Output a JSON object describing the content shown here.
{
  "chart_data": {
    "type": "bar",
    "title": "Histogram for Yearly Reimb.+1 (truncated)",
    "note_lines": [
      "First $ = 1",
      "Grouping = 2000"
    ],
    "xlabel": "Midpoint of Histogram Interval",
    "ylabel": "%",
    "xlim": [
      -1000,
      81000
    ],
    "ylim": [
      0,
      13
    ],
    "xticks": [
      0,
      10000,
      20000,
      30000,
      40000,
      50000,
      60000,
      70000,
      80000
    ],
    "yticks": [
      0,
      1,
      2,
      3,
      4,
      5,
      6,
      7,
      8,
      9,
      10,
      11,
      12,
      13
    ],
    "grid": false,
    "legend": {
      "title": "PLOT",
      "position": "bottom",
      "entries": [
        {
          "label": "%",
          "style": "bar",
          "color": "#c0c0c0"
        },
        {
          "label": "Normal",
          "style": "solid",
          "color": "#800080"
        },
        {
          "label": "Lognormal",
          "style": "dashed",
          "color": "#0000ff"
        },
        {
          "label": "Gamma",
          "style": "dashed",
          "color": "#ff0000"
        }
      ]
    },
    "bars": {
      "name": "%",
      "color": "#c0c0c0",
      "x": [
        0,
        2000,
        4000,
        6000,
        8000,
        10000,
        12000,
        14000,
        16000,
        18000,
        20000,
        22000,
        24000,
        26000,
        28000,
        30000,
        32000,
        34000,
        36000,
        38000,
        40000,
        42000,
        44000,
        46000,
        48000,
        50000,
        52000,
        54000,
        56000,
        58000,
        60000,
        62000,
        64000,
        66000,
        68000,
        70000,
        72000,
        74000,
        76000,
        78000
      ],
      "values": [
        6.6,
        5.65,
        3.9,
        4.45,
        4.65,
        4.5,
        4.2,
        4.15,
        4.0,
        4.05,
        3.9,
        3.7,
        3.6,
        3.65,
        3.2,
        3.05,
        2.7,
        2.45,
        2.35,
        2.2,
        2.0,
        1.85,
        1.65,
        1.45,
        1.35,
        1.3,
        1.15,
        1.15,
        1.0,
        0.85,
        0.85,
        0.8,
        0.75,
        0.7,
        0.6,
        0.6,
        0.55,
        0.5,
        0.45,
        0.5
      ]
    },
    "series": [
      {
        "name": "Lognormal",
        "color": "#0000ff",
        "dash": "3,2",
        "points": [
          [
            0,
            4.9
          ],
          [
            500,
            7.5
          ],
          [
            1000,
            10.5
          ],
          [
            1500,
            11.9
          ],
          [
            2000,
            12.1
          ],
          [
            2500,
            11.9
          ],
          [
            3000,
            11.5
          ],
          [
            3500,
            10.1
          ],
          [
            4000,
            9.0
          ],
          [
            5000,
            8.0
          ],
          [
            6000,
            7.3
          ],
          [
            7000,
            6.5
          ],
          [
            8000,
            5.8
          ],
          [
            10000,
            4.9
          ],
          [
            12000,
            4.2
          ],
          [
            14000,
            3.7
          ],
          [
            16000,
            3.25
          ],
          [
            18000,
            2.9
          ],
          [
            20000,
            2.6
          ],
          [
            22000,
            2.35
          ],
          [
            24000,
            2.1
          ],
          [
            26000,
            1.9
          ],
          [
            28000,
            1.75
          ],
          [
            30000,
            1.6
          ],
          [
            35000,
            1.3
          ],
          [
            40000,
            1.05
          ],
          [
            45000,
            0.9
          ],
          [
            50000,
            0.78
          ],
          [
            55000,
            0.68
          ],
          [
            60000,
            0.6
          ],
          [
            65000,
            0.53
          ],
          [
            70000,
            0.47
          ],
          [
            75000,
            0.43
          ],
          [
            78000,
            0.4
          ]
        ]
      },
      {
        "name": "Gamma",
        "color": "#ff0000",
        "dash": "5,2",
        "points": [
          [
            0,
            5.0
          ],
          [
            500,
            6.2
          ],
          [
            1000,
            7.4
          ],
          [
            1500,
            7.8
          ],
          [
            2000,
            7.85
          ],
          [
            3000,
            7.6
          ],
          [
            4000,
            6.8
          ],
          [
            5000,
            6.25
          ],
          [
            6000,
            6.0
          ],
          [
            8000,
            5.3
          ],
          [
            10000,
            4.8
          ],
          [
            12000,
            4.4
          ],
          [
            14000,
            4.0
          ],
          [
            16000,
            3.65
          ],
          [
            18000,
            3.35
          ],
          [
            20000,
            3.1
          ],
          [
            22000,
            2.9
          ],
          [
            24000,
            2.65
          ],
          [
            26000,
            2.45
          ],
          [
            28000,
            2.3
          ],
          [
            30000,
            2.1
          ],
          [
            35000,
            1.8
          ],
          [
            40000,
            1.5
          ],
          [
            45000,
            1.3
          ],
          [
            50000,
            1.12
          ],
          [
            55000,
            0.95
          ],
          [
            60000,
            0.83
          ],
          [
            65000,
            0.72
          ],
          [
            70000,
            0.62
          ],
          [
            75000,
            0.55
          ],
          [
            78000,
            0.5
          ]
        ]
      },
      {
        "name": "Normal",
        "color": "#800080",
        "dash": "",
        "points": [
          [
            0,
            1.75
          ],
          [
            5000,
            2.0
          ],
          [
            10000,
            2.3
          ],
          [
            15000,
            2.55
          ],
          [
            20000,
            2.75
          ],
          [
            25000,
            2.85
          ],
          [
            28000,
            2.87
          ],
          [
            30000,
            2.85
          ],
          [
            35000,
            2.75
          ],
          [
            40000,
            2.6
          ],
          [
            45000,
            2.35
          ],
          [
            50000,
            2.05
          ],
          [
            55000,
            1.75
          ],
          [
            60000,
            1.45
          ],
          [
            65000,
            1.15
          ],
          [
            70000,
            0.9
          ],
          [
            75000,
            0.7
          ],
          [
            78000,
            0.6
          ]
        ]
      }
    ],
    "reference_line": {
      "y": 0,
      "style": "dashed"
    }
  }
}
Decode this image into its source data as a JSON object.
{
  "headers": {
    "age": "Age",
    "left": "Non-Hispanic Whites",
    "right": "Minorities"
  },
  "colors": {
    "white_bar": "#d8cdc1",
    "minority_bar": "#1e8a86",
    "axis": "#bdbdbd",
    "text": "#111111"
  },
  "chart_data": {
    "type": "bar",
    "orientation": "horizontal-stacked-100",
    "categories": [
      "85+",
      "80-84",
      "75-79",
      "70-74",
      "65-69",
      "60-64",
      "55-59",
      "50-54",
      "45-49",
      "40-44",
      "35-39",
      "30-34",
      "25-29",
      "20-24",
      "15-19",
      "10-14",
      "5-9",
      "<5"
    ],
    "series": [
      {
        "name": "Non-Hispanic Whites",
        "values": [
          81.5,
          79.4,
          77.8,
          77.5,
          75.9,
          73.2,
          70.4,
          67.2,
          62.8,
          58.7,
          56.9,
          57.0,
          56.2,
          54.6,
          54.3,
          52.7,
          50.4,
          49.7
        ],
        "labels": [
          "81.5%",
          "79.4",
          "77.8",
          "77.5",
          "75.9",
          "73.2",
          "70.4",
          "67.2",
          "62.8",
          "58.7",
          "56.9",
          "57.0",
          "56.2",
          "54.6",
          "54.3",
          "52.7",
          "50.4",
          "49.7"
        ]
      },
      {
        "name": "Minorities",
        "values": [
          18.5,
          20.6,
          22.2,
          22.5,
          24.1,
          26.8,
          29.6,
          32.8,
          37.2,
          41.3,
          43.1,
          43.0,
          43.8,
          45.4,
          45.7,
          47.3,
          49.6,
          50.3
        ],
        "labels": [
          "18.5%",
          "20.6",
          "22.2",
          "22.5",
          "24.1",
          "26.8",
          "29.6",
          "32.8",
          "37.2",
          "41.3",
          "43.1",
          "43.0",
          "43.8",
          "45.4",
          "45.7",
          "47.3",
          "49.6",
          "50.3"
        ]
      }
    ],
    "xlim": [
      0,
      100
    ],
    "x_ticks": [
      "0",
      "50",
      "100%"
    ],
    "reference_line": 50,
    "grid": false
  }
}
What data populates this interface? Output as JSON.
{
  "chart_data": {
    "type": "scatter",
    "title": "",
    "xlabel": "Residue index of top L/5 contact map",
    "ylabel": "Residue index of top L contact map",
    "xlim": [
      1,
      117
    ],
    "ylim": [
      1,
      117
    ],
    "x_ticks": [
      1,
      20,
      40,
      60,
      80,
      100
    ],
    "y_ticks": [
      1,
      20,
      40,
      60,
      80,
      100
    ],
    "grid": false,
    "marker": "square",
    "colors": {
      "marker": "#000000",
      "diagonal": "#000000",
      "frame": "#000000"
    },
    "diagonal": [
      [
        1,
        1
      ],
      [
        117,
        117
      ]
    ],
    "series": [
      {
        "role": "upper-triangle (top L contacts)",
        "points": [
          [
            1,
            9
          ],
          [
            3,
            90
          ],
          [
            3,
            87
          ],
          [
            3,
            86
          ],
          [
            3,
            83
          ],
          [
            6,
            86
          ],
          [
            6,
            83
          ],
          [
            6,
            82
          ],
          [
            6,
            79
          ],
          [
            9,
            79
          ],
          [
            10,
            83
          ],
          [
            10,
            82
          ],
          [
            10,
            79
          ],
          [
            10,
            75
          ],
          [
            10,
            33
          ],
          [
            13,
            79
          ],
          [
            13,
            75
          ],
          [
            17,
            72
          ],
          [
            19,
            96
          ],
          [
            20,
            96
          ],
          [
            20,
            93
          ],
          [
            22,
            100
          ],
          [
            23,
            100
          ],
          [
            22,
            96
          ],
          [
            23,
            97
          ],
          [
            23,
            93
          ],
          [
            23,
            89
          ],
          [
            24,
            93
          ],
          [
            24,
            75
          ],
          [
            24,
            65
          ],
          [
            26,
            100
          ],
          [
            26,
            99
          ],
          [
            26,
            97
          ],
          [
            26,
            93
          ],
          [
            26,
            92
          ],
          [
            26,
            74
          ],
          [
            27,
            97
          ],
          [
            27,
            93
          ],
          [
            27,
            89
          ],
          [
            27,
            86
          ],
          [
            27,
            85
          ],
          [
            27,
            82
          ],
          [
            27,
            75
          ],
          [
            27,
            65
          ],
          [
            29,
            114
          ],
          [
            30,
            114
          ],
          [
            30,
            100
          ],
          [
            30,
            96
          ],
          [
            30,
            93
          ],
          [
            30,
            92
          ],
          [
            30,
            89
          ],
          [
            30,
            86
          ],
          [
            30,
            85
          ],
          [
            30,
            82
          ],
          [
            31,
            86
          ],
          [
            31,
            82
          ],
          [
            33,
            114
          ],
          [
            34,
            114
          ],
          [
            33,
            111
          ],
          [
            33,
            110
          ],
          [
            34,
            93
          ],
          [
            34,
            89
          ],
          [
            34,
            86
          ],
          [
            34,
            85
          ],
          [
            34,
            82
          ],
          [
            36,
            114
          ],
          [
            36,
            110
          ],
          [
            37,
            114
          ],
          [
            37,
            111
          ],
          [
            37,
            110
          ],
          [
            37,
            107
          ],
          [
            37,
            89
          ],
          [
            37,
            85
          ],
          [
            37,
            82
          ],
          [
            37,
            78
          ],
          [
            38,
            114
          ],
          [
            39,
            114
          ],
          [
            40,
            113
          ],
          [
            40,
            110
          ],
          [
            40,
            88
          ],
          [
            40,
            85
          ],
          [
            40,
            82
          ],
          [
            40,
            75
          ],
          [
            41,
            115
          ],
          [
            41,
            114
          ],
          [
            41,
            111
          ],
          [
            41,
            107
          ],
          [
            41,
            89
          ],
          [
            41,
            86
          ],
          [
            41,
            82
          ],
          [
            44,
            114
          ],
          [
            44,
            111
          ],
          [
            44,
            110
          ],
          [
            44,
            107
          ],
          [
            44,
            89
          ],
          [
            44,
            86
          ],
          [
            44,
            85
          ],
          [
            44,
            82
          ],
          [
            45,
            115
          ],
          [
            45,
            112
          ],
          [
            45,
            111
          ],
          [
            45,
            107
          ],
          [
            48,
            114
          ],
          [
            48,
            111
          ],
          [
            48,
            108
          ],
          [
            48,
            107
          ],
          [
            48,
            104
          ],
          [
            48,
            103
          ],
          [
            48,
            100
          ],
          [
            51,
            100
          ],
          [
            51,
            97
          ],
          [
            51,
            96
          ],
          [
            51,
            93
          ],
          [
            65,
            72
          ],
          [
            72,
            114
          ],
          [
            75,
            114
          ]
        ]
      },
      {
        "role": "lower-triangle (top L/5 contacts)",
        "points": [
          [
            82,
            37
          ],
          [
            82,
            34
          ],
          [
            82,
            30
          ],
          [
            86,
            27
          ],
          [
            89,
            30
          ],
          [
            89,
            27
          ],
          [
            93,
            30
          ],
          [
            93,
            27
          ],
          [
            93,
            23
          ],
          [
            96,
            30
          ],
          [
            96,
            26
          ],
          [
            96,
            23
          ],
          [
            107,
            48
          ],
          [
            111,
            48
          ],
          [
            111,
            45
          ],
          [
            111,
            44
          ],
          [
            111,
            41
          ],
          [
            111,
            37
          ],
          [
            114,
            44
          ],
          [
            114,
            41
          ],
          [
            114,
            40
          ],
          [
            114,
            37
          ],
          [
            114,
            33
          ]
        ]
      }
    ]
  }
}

■ Task goal
Figure out how many lines of the data above include "role", then give the number and nothing more.

■ Solution
2